_Task prompt:_ In the records below, find each line with the word "Analog" and copy it.

_Dataset items:_
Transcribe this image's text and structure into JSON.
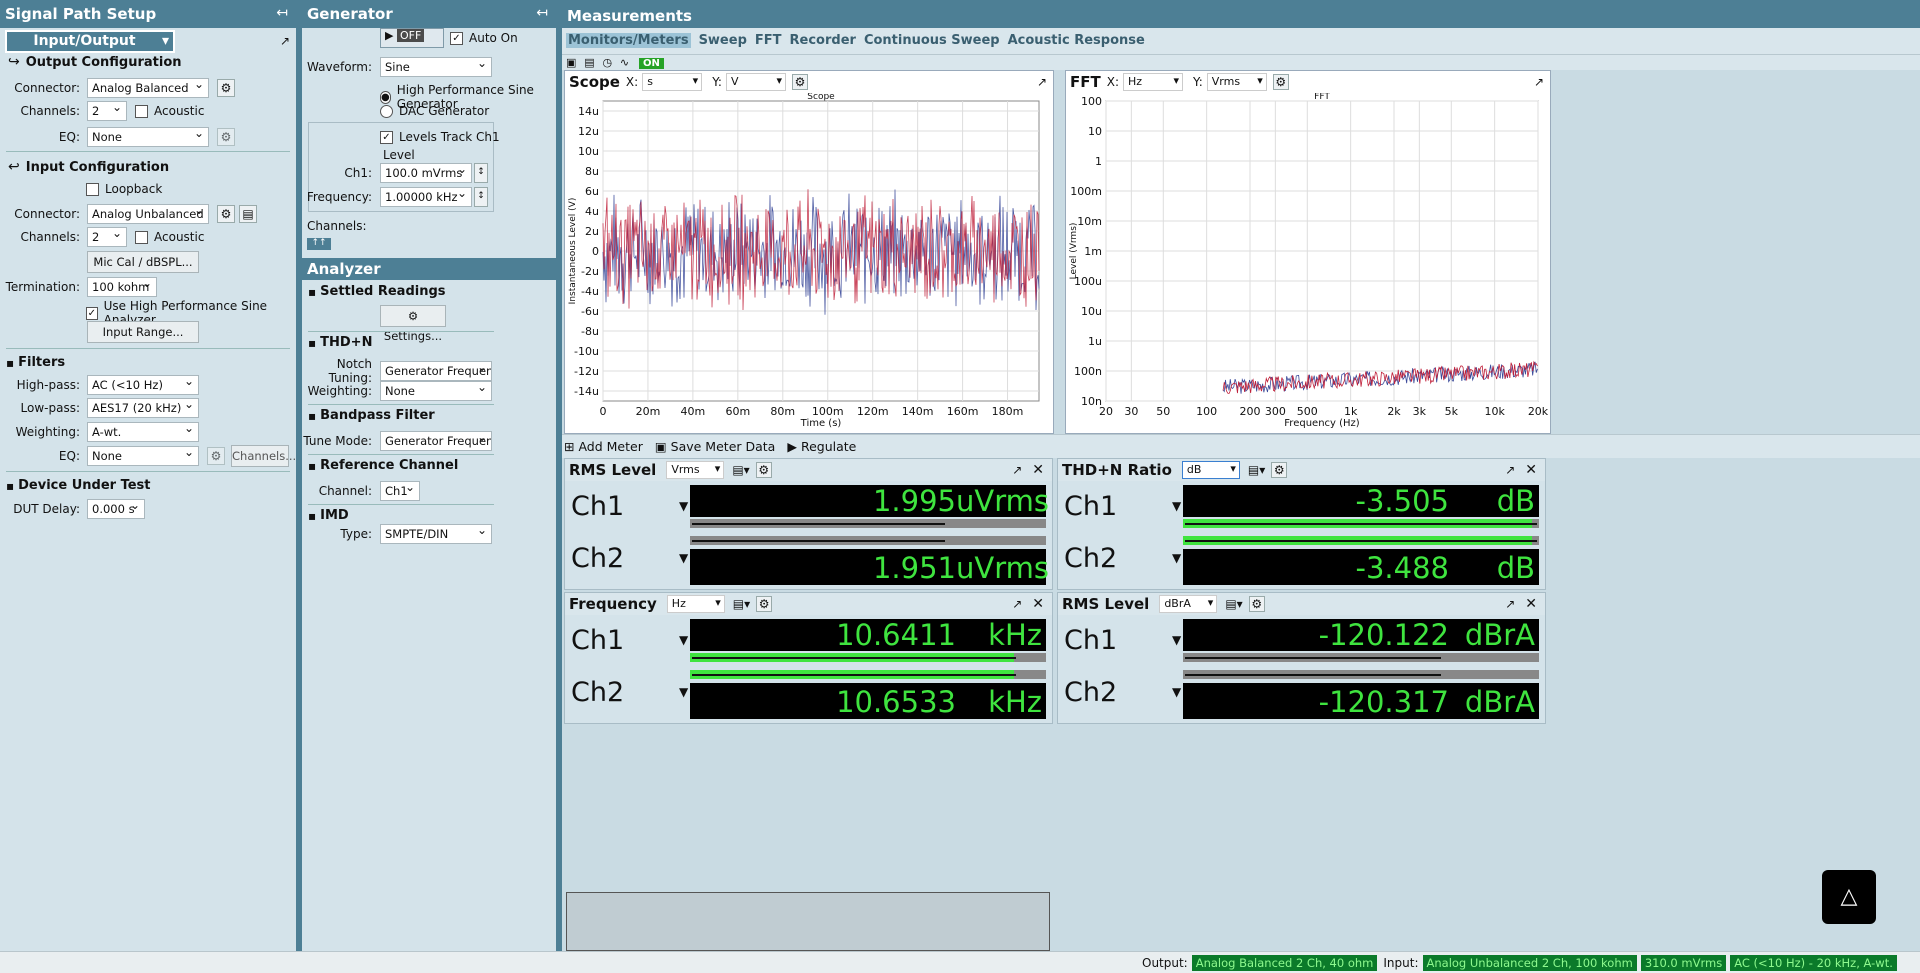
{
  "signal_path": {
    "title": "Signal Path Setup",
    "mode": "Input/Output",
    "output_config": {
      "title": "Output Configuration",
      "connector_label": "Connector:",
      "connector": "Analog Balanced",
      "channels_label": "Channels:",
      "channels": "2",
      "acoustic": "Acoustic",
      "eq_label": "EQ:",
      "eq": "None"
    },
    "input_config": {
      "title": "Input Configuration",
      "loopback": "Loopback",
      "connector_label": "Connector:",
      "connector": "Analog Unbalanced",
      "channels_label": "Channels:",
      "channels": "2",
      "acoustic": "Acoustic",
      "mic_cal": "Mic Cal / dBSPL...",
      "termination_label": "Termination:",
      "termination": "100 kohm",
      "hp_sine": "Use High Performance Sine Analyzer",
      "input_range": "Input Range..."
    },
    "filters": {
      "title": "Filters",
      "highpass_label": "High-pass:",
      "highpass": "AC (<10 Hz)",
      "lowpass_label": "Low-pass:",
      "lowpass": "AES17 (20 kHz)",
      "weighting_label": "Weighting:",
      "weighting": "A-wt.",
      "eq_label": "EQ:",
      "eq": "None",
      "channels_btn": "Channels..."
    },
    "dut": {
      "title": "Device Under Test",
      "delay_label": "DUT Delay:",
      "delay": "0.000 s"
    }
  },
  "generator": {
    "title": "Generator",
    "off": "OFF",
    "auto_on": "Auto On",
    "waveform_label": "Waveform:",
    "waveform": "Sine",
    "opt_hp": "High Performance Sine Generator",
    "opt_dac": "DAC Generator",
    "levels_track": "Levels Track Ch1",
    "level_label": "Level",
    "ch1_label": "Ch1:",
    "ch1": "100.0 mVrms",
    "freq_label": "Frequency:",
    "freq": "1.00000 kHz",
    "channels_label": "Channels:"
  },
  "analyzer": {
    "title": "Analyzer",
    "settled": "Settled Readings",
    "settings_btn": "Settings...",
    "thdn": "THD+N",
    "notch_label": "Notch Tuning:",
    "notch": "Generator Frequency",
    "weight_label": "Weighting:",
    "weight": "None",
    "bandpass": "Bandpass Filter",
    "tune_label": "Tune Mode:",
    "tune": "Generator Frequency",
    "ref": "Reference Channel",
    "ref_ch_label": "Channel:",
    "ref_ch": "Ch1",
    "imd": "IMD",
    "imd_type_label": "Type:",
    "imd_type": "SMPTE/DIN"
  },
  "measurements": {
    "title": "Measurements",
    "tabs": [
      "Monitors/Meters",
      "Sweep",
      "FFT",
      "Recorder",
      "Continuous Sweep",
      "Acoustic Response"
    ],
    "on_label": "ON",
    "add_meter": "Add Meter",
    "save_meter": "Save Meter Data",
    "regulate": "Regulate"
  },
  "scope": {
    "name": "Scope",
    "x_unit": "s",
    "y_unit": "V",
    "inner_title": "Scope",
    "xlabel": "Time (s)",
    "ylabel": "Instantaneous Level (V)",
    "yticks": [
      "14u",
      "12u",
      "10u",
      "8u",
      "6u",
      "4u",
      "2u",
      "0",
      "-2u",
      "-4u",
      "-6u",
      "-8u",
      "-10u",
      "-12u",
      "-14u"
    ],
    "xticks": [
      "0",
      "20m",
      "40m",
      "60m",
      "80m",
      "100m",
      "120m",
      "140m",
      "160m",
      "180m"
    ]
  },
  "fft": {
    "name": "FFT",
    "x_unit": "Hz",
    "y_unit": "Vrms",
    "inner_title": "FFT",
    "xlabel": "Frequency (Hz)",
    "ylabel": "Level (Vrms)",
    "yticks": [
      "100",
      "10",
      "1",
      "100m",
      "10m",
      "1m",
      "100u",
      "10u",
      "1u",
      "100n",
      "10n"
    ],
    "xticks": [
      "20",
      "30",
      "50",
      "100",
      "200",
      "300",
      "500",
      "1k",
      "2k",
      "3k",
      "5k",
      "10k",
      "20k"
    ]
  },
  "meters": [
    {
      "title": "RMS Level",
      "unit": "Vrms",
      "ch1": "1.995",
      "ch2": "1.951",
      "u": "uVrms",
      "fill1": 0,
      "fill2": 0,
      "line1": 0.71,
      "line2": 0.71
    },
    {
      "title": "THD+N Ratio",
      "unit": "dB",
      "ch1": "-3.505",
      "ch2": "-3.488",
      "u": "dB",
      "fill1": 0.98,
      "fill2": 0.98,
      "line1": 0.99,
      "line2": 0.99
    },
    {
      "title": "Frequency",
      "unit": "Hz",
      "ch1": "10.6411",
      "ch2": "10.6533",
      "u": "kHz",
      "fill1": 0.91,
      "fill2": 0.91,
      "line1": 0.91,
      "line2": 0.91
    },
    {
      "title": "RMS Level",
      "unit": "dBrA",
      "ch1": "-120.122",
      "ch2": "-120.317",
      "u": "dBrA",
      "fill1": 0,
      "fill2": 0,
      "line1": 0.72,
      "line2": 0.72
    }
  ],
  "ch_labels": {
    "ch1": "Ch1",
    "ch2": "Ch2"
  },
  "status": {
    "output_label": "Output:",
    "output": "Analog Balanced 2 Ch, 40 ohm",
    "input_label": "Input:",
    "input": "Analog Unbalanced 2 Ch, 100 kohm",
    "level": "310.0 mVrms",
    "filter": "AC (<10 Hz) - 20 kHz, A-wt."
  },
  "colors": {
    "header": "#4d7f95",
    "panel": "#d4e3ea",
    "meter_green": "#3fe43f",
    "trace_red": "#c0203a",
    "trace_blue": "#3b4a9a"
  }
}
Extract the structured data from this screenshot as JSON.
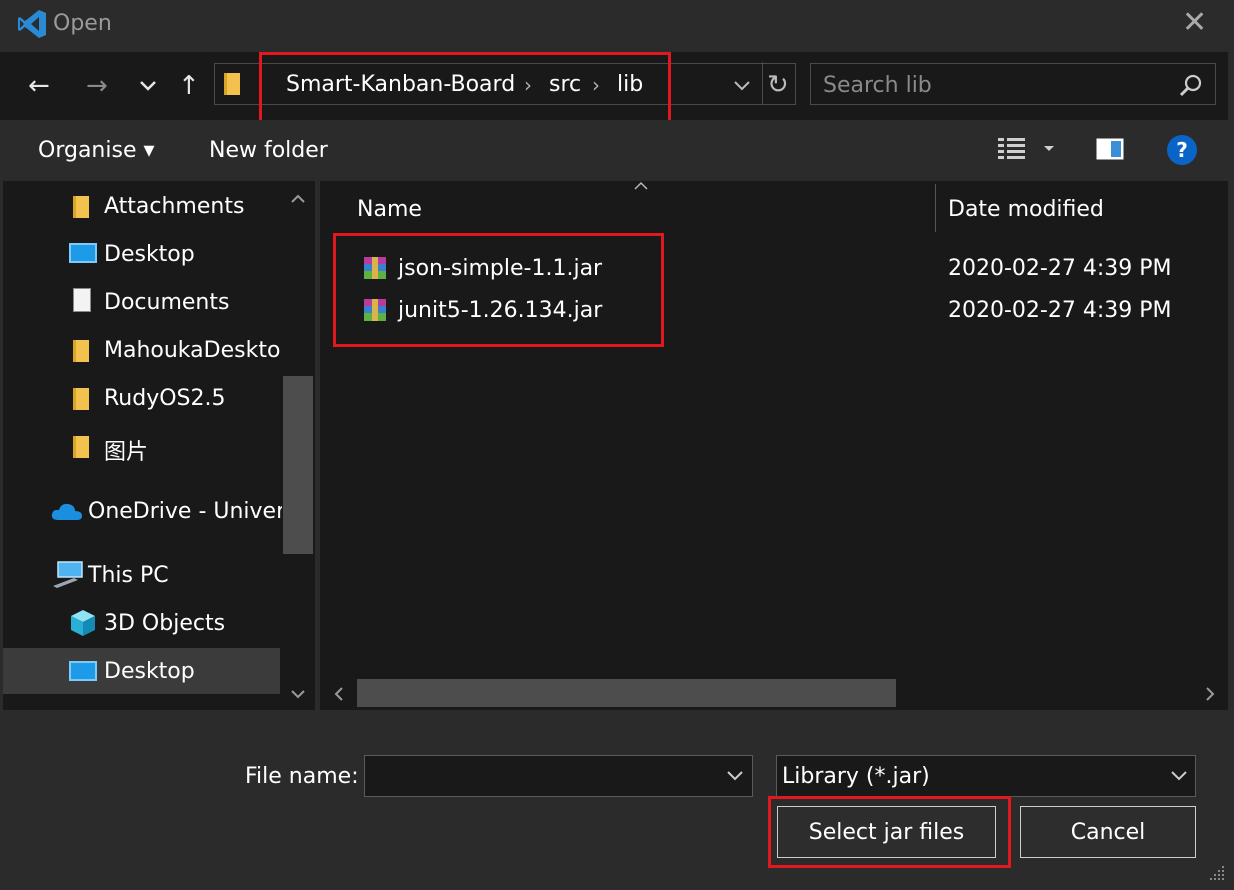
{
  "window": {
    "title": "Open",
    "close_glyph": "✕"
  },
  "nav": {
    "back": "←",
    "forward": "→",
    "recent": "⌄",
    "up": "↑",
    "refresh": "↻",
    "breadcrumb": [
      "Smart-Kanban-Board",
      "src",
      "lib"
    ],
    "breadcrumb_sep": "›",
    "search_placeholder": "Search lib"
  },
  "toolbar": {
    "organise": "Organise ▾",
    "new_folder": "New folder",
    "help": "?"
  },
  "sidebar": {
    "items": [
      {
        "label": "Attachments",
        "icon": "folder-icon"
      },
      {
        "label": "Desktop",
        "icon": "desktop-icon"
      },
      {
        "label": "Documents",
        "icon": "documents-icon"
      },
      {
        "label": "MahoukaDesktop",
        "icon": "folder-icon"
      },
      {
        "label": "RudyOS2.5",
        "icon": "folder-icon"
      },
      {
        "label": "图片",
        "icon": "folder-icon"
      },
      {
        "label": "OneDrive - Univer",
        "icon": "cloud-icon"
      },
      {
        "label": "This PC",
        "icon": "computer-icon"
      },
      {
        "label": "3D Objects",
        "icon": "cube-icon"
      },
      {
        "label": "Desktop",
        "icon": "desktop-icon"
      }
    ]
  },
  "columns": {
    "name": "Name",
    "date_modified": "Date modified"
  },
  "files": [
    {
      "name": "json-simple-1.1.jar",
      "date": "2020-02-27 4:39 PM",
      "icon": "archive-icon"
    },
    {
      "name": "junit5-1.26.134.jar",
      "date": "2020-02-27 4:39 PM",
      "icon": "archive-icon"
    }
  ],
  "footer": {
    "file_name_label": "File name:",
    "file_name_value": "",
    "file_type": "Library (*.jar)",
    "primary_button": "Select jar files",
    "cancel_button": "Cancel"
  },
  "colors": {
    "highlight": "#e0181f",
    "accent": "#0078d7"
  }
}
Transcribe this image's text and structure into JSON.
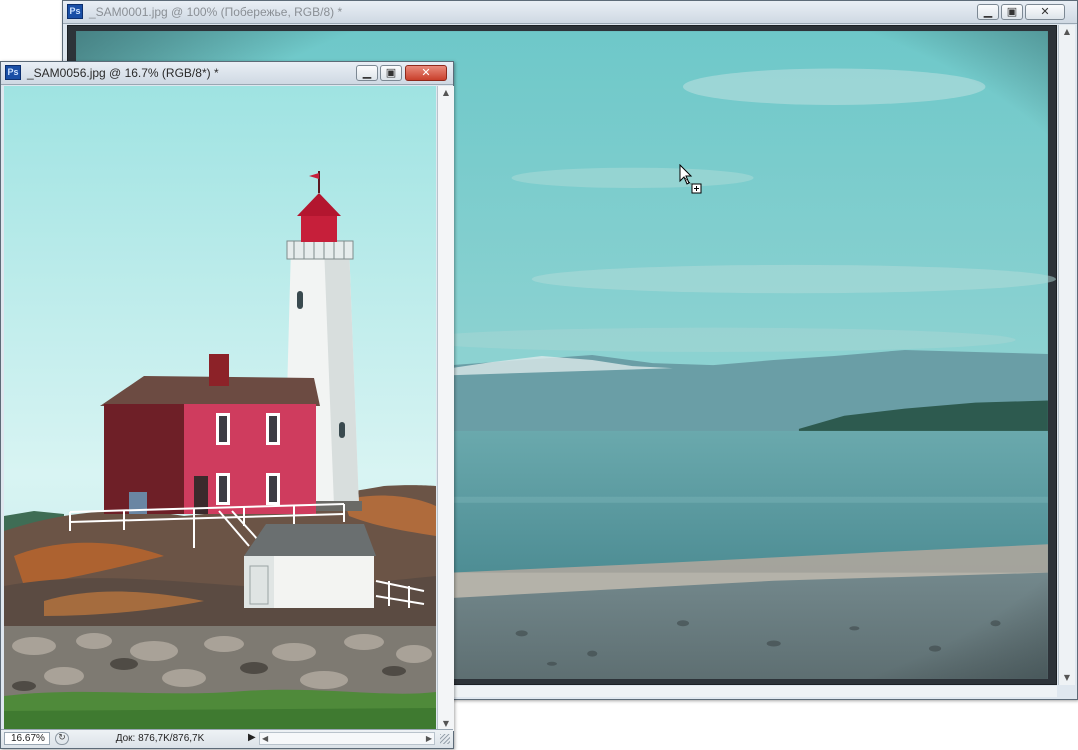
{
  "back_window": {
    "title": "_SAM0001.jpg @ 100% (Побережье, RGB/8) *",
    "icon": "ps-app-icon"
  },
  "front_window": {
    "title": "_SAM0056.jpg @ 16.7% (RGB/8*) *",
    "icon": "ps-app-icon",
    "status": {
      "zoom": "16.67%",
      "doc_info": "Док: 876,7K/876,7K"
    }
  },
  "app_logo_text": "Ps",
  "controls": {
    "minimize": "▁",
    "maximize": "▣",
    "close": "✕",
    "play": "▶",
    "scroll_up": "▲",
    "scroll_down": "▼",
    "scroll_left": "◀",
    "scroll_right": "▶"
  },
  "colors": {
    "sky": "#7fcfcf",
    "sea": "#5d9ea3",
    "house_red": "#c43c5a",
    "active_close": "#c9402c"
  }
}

_Full answer:_
      "connector": "Analog Balanced",
      "connector": "Analog Unbalanced",
    "output": "Analog Balanced 2 Ch, 40 ohm",
    "input": "Analog Unbalanced 2 Ch, 100 kohm",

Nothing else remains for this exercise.